LISTING

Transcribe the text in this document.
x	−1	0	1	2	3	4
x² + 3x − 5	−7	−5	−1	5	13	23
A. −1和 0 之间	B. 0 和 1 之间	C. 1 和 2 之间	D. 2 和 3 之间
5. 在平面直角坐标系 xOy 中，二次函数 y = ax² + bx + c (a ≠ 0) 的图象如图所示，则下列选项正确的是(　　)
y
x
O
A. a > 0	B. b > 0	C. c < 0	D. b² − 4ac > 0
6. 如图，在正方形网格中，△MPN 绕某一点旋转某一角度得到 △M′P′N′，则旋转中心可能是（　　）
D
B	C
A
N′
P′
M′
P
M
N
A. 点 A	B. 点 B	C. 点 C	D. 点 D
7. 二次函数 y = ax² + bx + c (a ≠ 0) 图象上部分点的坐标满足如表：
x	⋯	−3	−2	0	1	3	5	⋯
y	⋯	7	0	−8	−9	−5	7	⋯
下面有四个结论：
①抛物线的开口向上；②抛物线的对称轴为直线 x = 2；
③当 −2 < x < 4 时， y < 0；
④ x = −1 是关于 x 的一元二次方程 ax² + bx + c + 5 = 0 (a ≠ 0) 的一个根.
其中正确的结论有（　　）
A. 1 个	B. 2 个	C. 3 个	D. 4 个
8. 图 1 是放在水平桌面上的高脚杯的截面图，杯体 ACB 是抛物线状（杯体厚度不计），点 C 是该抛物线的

EXERCISE INSTRUCTIONS
Among the lines above, how many contain the string "二次函数"? State the number alone.

RESULT
2